* BEGIN Data for this task *
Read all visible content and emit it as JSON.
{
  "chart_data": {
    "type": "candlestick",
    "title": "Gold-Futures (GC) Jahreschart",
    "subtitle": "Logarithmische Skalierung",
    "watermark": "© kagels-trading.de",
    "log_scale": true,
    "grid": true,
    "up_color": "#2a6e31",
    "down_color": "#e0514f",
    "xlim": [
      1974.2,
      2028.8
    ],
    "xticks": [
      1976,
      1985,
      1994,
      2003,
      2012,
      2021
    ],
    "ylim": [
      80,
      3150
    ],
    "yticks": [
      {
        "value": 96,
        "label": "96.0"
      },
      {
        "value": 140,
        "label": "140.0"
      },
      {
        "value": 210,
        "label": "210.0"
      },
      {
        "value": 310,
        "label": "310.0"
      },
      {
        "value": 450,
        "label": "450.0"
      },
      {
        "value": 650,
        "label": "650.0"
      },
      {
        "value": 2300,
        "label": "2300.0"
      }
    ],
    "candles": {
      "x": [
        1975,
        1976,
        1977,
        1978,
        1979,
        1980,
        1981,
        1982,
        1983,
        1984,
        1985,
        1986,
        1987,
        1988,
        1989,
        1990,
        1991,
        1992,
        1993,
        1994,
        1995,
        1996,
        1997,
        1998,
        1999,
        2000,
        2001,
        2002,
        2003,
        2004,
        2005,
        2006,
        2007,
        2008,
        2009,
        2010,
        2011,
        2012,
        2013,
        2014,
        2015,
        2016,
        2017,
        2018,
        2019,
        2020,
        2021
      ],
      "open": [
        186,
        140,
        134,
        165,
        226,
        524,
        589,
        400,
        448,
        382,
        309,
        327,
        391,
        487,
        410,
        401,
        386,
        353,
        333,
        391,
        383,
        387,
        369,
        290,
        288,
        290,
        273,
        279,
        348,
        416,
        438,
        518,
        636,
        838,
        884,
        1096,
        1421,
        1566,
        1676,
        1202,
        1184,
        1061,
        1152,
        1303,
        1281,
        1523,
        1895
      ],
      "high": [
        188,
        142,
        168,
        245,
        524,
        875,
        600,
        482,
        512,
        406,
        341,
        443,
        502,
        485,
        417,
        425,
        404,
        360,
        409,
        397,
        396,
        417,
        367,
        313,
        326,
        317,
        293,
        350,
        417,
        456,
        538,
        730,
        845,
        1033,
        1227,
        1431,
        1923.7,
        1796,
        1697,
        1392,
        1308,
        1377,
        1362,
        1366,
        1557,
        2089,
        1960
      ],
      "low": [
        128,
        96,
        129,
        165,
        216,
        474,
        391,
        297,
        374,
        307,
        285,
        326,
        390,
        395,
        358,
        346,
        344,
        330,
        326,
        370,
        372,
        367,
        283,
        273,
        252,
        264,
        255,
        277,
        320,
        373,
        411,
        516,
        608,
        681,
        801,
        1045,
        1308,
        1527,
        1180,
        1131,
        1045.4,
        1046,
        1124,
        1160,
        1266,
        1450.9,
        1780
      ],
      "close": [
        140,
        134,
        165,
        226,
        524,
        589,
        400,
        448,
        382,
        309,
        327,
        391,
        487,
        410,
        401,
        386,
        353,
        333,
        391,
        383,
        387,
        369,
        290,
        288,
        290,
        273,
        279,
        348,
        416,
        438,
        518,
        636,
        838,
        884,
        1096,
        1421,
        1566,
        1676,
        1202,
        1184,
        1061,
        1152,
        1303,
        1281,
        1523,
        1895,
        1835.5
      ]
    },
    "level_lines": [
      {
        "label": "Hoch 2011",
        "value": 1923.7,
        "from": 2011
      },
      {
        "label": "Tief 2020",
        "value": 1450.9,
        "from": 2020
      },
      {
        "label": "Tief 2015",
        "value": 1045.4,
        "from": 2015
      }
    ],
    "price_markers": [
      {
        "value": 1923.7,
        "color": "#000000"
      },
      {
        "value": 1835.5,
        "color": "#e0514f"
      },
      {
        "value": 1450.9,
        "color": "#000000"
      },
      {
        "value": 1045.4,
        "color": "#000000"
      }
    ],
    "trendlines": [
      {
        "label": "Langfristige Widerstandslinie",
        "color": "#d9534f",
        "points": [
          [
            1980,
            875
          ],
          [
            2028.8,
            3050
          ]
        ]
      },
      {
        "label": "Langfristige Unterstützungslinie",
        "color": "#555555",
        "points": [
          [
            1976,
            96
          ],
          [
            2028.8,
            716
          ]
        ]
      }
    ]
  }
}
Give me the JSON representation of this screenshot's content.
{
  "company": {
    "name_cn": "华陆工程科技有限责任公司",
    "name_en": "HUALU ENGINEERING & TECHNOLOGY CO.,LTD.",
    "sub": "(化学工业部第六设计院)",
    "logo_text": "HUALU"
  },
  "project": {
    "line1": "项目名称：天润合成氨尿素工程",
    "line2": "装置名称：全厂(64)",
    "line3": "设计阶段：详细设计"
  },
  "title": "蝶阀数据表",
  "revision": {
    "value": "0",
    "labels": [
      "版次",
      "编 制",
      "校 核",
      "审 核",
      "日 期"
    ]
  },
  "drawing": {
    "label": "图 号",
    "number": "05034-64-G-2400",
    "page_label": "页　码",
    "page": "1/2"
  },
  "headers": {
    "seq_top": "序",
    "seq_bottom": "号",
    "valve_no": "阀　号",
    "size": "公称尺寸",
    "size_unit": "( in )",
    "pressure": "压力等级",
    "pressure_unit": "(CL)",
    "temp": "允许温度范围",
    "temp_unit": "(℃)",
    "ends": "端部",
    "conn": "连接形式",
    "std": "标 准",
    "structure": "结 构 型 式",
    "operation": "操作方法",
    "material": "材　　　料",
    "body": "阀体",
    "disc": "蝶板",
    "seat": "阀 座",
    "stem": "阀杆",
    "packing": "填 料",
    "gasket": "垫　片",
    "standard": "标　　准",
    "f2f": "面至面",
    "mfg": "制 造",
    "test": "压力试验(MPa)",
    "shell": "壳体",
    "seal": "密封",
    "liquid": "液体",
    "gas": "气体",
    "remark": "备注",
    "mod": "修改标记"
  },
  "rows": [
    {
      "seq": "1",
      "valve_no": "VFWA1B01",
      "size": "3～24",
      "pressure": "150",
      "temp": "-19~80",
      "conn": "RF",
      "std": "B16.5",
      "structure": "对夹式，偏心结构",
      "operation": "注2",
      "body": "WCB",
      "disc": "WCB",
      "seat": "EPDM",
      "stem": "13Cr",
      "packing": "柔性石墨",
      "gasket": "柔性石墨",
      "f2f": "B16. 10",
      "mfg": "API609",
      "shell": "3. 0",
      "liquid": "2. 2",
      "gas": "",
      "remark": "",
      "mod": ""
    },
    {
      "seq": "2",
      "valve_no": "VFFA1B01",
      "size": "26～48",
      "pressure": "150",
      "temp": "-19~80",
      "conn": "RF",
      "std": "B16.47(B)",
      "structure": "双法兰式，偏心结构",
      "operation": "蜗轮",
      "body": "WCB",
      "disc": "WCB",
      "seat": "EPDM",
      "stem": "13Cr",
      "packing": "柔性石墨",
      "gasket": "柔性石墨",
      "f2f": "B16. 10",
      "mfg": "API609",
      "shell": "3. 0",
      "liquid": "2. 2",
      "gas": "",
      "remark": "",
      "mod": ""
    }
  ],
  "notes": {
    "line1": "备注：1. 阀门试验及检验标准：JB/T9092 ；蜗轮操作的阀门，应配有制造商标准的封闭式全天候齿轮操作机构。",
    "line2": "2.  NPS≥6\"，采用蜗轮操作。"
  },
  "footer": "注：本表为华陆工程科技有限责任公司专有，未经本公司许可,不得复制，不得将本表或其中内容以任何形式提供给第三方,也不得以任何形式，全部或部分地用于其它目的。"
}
* END Data for this task *
**What you will do:** Copy each line of the data above without altering a single character.

**Solution to the exercise:**
Read all visible content and emit it as JSON.
{
  "chart_data": {
    "type": "candlestick",
    "title": "Gold-Futures (GC) Jahreschart",
    "subtitle": "Logarithmische Skalierung",
    "watermark": "© kagels-trading.de",
    "log_scale": true,
    "grid": true,
    "up_color": "#2a6e31",
    "down_color": "#e0514f",
    "xlim": [
      1974.2,
      2028.8
    ],
    "xticks": [
      1976,
      1985,
      1994,
      2003,
      2012,
      2021
    ],
    "ylim": [
      80,
      3150
    ],
    "yticks": [
      {
        "value": 96,
        "label": "96.0"
      },
      {
        "value": 140,
        "label": "140.0"
      },
      {
        "value": 210,
        "label": "210.0"
      },
      {
        "value": 310,
        "label": "310.0"
      },
      {
        "value": 450,
        "label": "450.0"
      },
      {
        "value": 650,
        "label": "650.0"
      },
      {
        "value": 2300,
        "label": "2300.0"
      }
    ],
    "candles": {
      "x": [
        1975,
        1976,
        1977,
        1978,
        1979,
        1980,
        1981,
        1982,
        1983,
        1984,
        1985,
        1986,
        1987,
        1988,
        1989,
        1990,
        1991,
        1992,
        1993,
        1994,
        1995,
        1996,
        1997,
        1998,
        1999,
        2000,
        2001,
        2002,
        2003,
        2004,
        2005,
        2006,
        2007,
        2008,
        2009,
        2010,
        2011,
        2012,
        2013,
        2014,
        2015,
        2016,
        2017,
        2018,
        2019,
        2020,
        2021
      ],
      "open": [
        186,
        140,
        134,
        165,
        226,
        524,
        589,
        400,
        448,
        382,
        309,
        327,
        391,
        487,
        410,
        401,
        386,
        353,
        333,
        391,
        383,
        387,
        369,
        290,
        288,
        290,
        273,
        279,
        348,
        416,
        438,
        518,
        636,
        838,
        884,
        1096,
        1421,
        1566,
        1676,
        1202,
        1184,
        1061,
        1152,
        1303,
        1281,
        1523,
        1895
      ],
      "high": [
        188,
        142,
        168,
        245,
        524,
        875,
        600,
        482,
        512,
        406,
        341,
        443,
        502,
        485,
        417,
        425,
        404,
        360,
        409,
        397,
        396,
        417,
        367,
        313,
        326,
        317,
        293,
        350,
        417,
        456,
        538,
        730,
        845,
        1033,
        1227,
        1431,
        1923.7,
        1796,
        1697,
        1392,
        1308,
        1377,
        1362,
        1366,
        1557,
        2089,
        1960
      ],
      "low": [
        128,
        96,
        129,
        165,
        216,
        474,
        391,
        297,
        374,
        307,
        285,
        326,
        390,
        395,
        358,
        346,
        344,
        330,
        326,
        370,
        372,
        367,
        283,
        273,
        252,
        264,
        255,
        277,
        320,
        373,
        411,
        516,
        608,
        681,
        801,
        1045,
        1308,
        1527,
        1180,
        1131,
        1045.4,
        1046,
        1124,
        1160,
        1266,
        1450.9,
        1780
      ],
      "close": [
        140,
        134,
        165,
        226,
        524,
        589,
        400,
        448,
        382,
        309,
        327,
        391,
        487,
        410,
        401,
        386,
        353,
        333,
        391,
        383,
        387,
        369,
        290,
        288,
        290,
        273,
        279,
        348,
        416,
        438,
        518,
        636,
        838,
        884,
        1096,
        1421,
        1566,
        1676,
        1202,
        1184,
        1061,
        1152,
        1303,
        1281,
        1523,
        1895,
        1835.5
      ]
    },
    "level_lines": [
      {
        "label": "Hoch 2011",
        "value": 1923.7,
        "from": 2011
      },
      {
        "label": "Tief 2020",
        "value": 1450.9,
        "from": 2020
      },
      {
        "label": "Tief 2015",
        "value": 1045.4,
        "from": 2015
      }
    ],
    "price_markers": [
      {
        "value": 1923.7,
        "color": "#000000"
      },
      {
        "value": 1835.5,
        "color": "#e0514f"
      },
      {
        "value": 1450.9,
        "color": "#000000"
      },
      {
        "value": 1045.4,
        "color": "#000000"
      }
    ],
    "trendlines": [
      {
        "label": "Langfristige Widerstandslinie",
        "color": "#d9534f",
        "points": [
          [
            1980,
            875
          ],
          [
            2028.8,
            3050
          ]
        ]
      },
      {
        "label": "Langfristige Unterstützungslinie",
        "color": "#555555",
        "points": [
          [
            1976,
            96
          ],
          [
            2028.8,
            716
          ]
        ]
      }
    ]
  }
}
Give me the JSON representation of this screenshot's content.
{
  "company": {
    "name_cn": "华陆工程科技有限责任公司",
    "name_en": "HUALU ENGINEERING & TECHNOLOGY CO.,LTD.",
    "sub": "(化学工业部第六设计院)",
    "logo_text": "HUALU"
  },
  "project": {
    "line1": "项目名称：天润合成氨尿素工程",
    "line2": "装置名称：全厂(64)",
    "line3": "设计阶段：详细设计"
  },
  "title": "蝶阀数据表",
  "revision": {
    "value": "0",
    "labels": [
      "版次",
      "编 制",
      "校 核",
      "审 核",
      "日 期"
    ]
  },
  "drawing": {
    "label": "图 号",
    "number": "05034-64-G-2400",
    "page_label": "页　码",
    "page": "1/2"
  },
  "headers": {
    "seq_top": "序",
    "seq_bottom": "号",
    "valve_no": "阀　号",
    "size": "公称尺寸",
    "size_unit": "( in )",
    "pressure": "压力等级",
    "pressure_unit": "(CL)",
    "temp": "允许温度范围",
    "temp_unit": "(℃)",
    "ends": "端部",
    "conn": "连接形式",
    "std": "标 准",
    "structure": "结 构 型 式",
    "operation": "操作方法",
    "material": "材　　　料",
    "body": "阀体",
    "disc": "蝶板",
    "seat": "阀 座",
    "stem": "阀杆",
    "packing": "填 料",
    "gasket": "垫　片",
    "standard": "标　　准",
    "f2f": "面至面",
    "mfg": "制 造",
    "test": "压力试验(MPa)",
    "shell": "壳体",
    "seal": "密封",
    "liquid": "液体",
    "gas": "气体",
    "remark": "备注",
    "mod": "修改标记"
  },
  "rows": [
    {
      "seq": "1",
      "valve_no": "VFWA1B01",
      "size": "3～24",
      "pressure": "150",
      "temp": "-19~80",
      "conn": "RF",
      "std": "B16.5",
      "structure": "对夹式，偏心结构",
      "operation": "注2",
      "body": "WCB",
      "disc": "WCB",
      "seat": "EPDM",
      "stem": "13Cr",
      "packing": "柔性石墨",
      "gasket": "柔性石墨",
      "f2f": "B16. 10",
      "mfg": "API609",
      "shell": "3. 0",
      "liquid": "2. 2",
      "gas": "",
      "remark": "",
      "mod": ""
    },
    {
      "seq": "2",
      "valve_no": "VFFA1B01",
      "size": "26～48",
      "pressure": "150",
      "temp": "-19~80",
      "conn": "RF",
      "std": "B16.47(B)",
      "structure": "双法兰式，偏心结构",
      "operation": "蜗轮",
      "body": "WCB",
      "disc": "WCB",
      "seat": "EPDM",
      "stem": "13Cr",
      "packing": "柔性石墨",
      "gasket": "柔性石墨",
      "f2f": "B16. 10",
      "mfg": "API609",
      "shell": "3. 0",
      "liquid": "2. 2",
      "gas": "",
      "remark": "",
      "mod": ""
    }
  ],
  "notes": {
    "line1": "备注：1. 阀门试验及检验标准：JB/T9092 ；蜗轮操作的阀门，应配有制造商标准的封闭式全天候齿轮操作机构。",
    "line2": "2.  NPS≥6\"，采用蜗轮操作。"
  },
  "footer": "注：本表为华陆工程科技有限责任公司专有，未经本公司许可,不得复制，不得将本表或其中内容以任何形式提供给第三方,也不得以任何形式，全部或部分地用于其它目的。"
}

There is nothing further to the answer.